— Required task —
Return every line of the records below word for word, omitting the pictures.
--- BEGIN Record set ---
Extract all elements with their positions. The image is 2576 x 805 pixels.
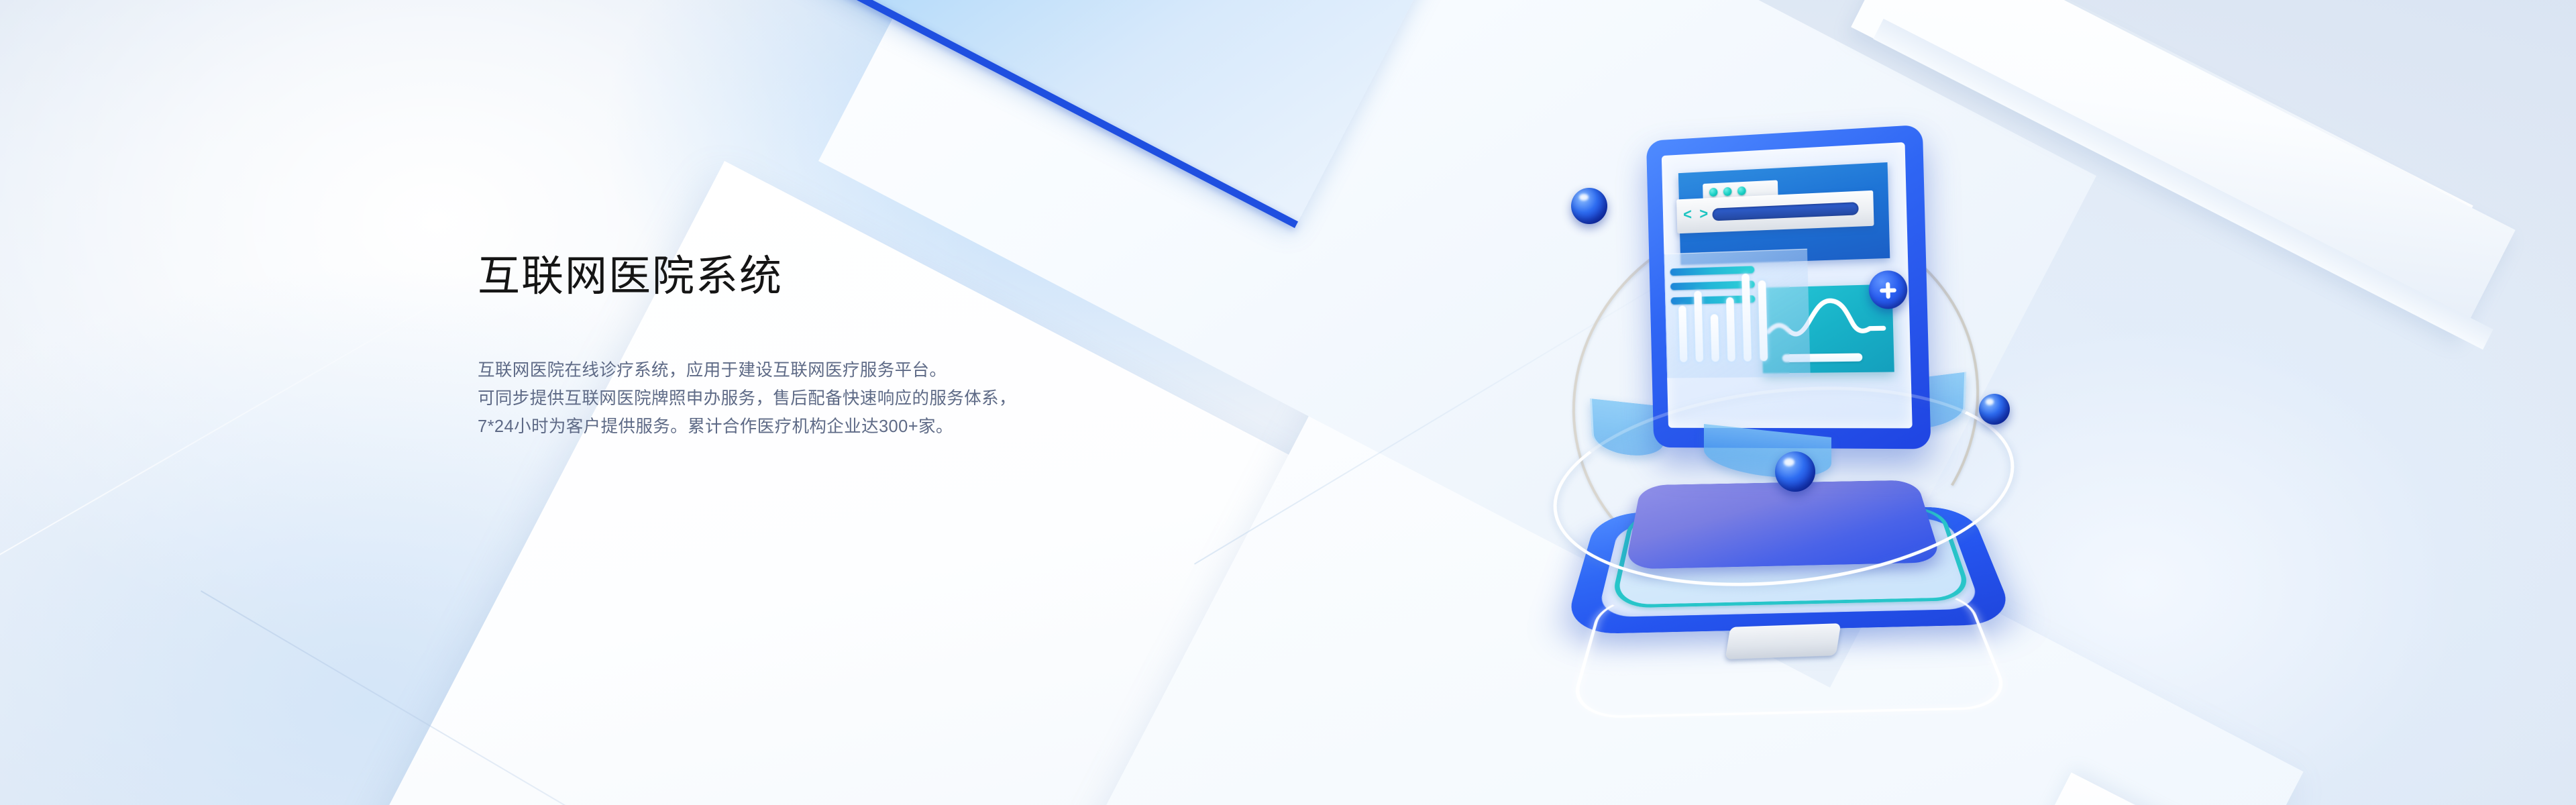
- description-line-2: 可同步提供互联网医院牌照申办服务，售后配备快速响应的服务体系，: [478, 384, 1256, 413]
- base-front-tab: [1725, 623, 1841, 659]
- bar-chart-bar: [1678, 306, 1687, 362]
- orbit-sphere-center: [1775, 451, 1815, 492]
- page-title: 互联网医院系统: [478, 254, 1256, 299]
- hero-text-block: 互联网医院系统 互联网医院在线诊疗系统，应用于建设互联网医疗服务平台。 可同步提…: [478, 254, 1256, 441]
- background-crease-b: [201, 590, 953, 805]
- hero-banner: 互联网医院系统 互联网医院在线诊疗系统，应用于建设互联网医疗服务平台。 可同步提…: [0, 0, 2576, 805]
- hero-description: 互联网医院在线诊疗系统，应用于建设互联网医疗服务平台。 可同步提供互联网医院牌照…: [478, 356, 1256, 441]
- background-bar-bottom-right: [2007, 772, 2576, 805]
- background-slab-blue: [426, 0, 1574, 228]
- bar-chart-bar: [1726, 297, 1735, 362]
- background-slab-blue-edge: [426, 0, 1574, 228]
- description-line-1: 互联网医院在线诊疗系统，应用于建设互联网医疗服务平台。: [478, 356, 1256, 384]
- orbit-sphere-right: [1979, 394, 2010, 425]
- bar-chart-bar: [1758, 280, 1768, 362]
- medical-plus-icon: [1868, 270, 1908, 309]
- code-brackets-icon: < >: [1683, 206, 1710, 224]
- description-line-3: 7*24小时为客户提供服务。累计合作医疗机构企业达300+家。: [478, 413, 1256, 441]
- background-slab-blue-highlight: [426, 0, 1574, 228]
- hero-illustration: < >: [1536, 141, 2046, 671]
- background-crease-a: [0, 241, 541, 578]
- glass-data-panel: [1662, 249, 1811, 378]
- bar-chart-bar: [1711, 314, 1719, 362]
- orbit-sphere-left: [1571, 188, 1607, 224]
- monitor-screen: < >: [1662, 142, 1913, 429]
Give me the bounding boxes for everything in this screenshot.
--- END Record set ---
— Written solution —
Extract all elements with their positions. The image is 2576 x 805 pixels.
- description-line-2: 可同步提供互联网医院牌照申办服务，售后配备快速响应的服务体系，: [478, 384, 1256, 413]
- base-front-tab: [1725, 623, 1841, 659]
- bar-chart-bar: [1678, 306, 1687, 362]
- orbit-sphere-center: [1775, 451, 1815, 492]
- page-title: 互联网医院系统: [478, 254, 1256, 299]
- hero-text-block: 互联网医院系统 互联网医院在线诊疗系统，应用于建设互联网医疗服务平台。 可同步提…: [478, 254, 1256, 441]
- background-crease-b: [201, 590, 953, 805]
- hero-banner: 互联网医院系统 互联网医院在线诊疗系统，应用于建设互联网医疗服务平台。 可同步提…: [0, 0, 2576, 805]
- hero-description: 互联网医院在线诊疗系统，应用于建设互联网医疗服务平台。 可同步提供互联网医院牌照…: [478, 356, 1256, 441]
- background-bar-bottom-right: [2007, 772, 2576, 805]
- background-slab-blue: [426, 0, 1574, 228]
- bar-chart-bar: [1726, 297, 1735, 362]
- background-slab-blue-edge: [426, 0, 1574, 228]
- description-line-1: 互联网医院在线诊疗系统，应用于建设互联网医疗服务平台。: [478, 356, 1256, 384]
- orbit-sphere-right: [1979, 394, 2010, 425]
- bar-chart-bar: [1758, 280, 1768, 362]
- medical-plus-icon: [1868, 270, 1908, 309]
- code-brackets-icon: < >: [1683, 206, 1710, 224]
- description-line-3: 7*24小时为客户提供服务。累计合作医疗机构企业达300+家。: [478, 413, 1256, 441]
- background-slab-blue-highlight: [426, 0, 1574, 228]
- hero-illustration: < >: [1536, 141, 2046, 671]
- background-crease-a: [0, 241, 541, 578]
- glass-data-panel: [1662, 249, 1811, 378]
- bar-chart-bar: [1711, 314, 1719, 362]
- orbit-sphere-left: [1571, 188, 1607, 224]
- monitor-screen: < >: [1662, 142, 1913, 429]
Give me the bounding boxes for everything in this screenshot.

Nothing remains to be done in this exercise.